# GIVEN INSTRUCTION
Please return the full listing below without altering anything.

Collected data:
|---|
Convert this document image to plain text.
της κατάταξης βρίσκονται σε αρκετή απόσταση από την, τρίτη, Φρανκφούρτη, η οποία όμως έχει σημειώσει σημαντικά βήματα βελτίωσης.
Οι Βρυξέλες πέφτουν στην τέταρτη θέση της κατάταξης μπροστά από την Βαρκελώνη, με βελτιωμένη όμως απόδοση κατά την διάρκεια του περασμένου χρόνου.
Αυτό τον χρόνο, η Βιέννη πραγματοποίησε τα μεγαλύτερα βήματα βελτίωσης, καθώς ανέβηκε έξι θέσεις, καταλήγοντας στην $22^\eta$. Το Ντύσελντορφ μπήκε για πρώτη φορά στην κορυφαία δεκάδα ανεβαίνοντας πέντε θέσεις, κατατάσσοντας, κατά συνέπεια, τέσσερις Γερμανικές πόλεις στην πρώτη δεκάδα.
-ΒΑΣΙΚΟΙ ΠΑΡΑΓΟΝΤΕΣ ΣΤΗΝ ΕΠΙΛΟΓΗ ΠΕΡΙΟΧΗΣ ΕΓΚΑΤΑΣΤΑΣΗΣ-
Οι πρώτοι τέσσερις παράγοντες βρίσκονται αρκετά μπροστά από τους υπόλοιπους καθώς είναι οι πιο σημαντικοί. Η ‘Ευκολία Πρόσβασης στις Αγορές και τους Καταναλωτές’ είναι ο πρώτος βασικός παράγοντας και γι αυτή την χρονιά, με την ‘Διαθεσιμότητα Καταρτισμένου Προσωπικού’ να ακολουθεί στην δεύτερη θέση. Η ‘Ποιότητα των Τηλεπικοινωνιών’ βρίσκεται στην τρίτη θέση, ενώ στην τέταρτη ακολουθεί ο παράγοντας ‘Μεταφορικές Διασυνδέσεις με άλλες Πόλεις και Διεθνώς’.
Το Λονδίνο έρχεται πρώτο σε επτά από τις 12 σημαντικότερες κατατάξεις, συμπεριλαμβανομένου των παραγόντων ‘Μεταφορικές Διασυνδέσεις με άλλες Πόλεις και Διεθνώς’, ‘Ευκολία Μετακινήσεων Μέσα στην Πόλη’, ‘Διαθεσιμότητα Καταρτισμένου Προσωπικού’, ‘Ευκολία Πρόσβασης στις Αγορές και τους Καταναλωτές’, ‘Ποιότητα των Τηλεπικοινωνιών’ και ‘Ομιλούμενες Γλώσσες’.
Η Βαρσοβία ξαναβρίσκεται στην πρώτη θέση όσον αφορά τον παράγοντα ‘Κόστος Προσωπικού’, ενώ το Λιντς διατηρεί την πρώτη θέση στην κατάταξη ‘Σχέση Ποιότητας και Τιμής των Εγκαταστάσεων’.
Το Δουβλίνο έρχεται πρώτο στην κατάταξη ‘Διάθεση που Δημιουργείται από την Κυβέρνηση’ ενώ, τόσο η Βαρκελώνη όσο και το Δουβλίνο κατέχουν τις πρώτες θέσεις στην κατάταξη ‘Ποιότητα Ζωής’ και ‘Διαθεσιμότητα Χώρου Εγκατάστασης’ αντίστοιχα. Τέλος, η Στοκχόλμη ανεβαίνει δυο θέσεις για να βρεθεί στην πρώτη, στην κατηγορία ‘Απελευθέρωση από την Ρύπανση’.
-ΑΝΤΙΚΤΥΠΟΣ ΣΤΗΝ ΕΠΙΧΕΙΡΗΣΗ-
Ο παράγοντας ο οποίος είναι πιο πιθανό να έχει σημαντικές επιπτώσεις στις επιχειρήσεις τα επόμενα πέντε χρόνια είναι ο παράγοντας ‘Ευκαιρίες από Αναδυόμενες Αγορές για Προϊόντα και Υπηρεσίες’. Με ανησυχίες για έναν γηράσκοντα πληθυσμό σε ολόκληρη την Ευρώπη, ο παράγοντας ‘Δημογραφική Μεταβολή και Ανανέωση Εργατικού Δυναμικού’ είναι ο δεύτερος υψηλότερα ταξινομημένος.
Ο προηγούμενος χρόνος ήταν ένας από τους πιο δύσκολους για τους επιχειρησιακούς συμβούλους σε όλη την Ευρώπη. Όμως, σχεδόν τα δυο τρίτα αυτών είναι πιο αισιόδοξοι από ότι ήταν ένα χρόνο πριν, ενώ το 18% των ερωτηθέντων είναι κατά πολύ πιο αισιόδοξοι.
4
|---|
# FINISHED ANSWER
Convert this document image to plain text.
της κατάταξης βρίσκονται σε αρκετή απόσταση από την, τρίτη, Φρανκφούρτη, η οποία όμως έχει σημειώσει σημαντικά βήματα βελτίωσης.
Οι Βρυξέλες πέφτουν στην τέταρτη θέση της κατάταξης μπροστά από την Βαρκελώνη, με βελτιωμένη όμως απόδοση κατά την διάρκεια του περασμένου χρόνου.
Αυτό τον χρόνο, η Βιέννη πραγματοποίησε τα μεγαλύτερα βήματα βελτίωσης, καθώς ανέβηκε έξι θέσεις, καταλήγοντας στην $22^\eta$. Το Ντύσελντορφ μπήκε για πρώτη φορά στην κορυφαία δεκάδα ανεβαίνοντας πέντε θέσεις, κατατάσσοντας, κατά συνέπεια, τέσσερις Γερμανικές πόλεις στην πρώτη δεκάδα.
-ΒΑΣΙΚΟΙ ΠΑΡΑΓΟΝΤΕΣ ΣΤΗΝ ΕΠΙΛΟΓΗ ΠΕΡΙΟΧΗΣ ΕΓΚΑΤΑΣΤΑΣΗΣ-
Οι πρώτοι τέσσερις παράγοντες βρίσκονται αρκετά μπροστά από τους υπόλοιπους καθώς είναι οι πιο σημαντικοί. Η ‘Ευκολία Πρόσβασης στις Αγορές και τους Καταναλωτές’ είναι ο πρώτος βασικός παράγοντας και γι αυτή την χρονιά, με την ‘Διαθεσιμότητα Καταρτισμένου Προσωπικού’ να ακολουθεί στην δεύτερη θέση. Η ‘Ποιότητα των Τηλεπικοινωνιών’ βρίσκεται στην τρίτη θέση, ενώ στην τέταρτη ακολουθεί ο παράγοντας ‘Μεταφορικές Διασυνδέσεις με άλλες Πόλεις και Διεθνώς’.
Το Λονδίνο έρχεται πρώτο σε επτά από τις 12 σημαντικότερες κατατάξεις, συμπεριλαμβανομένου των παραγόντων ‘Μεταφορικές Διασυνδέσεις με άλλες Πόλεις και Διεθνώς’, ‘Ευκολία Μετακινήσεων Μέσα στην Πόλη’, ‘Διαθεσιμότητα Καταρτισμένου Προσωπικού’, ‘Ευκολία Πρόσβασης στις Αγορές και τους Καταναλωτές’, ‘Ποιότητα των Τηλεπικοινωνιών’ και ‘Ομιλούμενες Γλώσσες’.
Η Βαρσοβία ξαναβρίσκεται στην πρώτη θέση όσον αφορά τον παράγοντα ‘Κόστος Προσωπικού’, ενώ το Λιντς διατηρεί την πρώτη θέση στην κατάταξη ‘Σχέση Ποιότητας και Τιμής των Εγκαταστάσεων’.
Το Δουβλίνο έρχεται πρώτο στην κατάταξη ‘Διάθεση που Δημιουργείται από την Κυβέρνηση’ ενώ, τόσο η Βαρκελώνη όσο και το Δουβλίνο κατέχουν τις πρώτες θέσεις στην κατάταξη ‘Ποιότητα Ζωής’ και ‘Διαθεσιμότητα Χώρου Εγκατάστασης’ αντίστοιχα. Τέλος, η Στοκχόλμη ανεβαίνει δυο θέσεις για να βρεθεί στην πρώτη, στην κατηγορία ‘Απελευθέρωση από την Ρύπανση’.
-ΑΝΤΙΚΤΥΠΟΣ ΣΤΗΝ ΕΠΙΧΕΙΡΗΣΗ-
Ο παράγοντας ο οποίος είναι πιο πιθανό να έχει σημαντικές επιπτώσεις στις επιχειρήσεις τα επόμενα πέντε χρόνια είναι ο παράγοντας ‘Ευκαιρίες από Αναδυόμενες Αγορές για Προϊόντα και Υπηρεσίες’. Με ανησυχίες για έναν γηράσκοντα πληθυσμό σε ολόκληρη την Ευρώπη, ο παράγοντας ‘Δημογραφική Μεταβολή και Ανανέωση Εργατικού Δυναμικού’ είναι ο δεύτερος υψηλότερα ταξινομημένος.
Ο προηγούμενος χρόνος ήταν ένας από τους πιο δύσκολους για τους επιχειρησιακούς συμβούλους σε όλη την Ευρώπη. Όμως, σχεδόν τα δυο τρίτα αυτών είναι πιο αισιόδοξοι από ότι ήταν ένα χρόνο πριν, ενώ το 18% των ερωτηθέντων είναι κατά πολύ πιο αισιόδοξοι.
4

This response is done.